*EXCERPTED RECORDS:*
* Begin *

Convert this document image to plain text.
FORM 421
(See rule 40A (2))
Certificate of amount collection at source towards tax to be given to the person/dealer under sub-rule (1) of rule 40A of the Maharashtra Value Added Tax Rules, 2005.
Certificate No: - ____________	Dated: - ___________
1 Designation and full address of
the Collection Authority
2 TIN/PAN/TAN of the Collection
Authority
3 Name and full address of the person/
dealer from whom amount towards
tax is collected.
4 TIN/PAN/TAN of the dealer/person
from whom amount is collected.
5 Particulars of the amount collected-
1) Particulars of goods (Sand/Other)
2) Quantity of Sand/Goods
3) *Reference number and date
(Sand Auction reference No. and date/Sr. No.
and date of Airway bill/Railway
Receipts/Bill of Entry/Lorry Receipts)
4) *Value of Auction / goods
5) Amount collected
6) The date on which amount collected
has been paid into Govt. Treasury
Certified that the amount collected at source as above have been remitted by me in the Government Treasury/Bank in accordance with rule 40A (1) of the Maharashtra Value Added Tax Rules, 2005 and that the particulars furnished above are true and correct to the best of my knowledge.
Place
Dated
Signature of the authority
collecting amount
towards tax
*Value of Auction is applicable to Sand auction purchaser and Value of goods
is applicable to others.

* End *

All lines in the data that contain the word "full" should be copied.

1 Designation and full address of
3 Name and full address of the person/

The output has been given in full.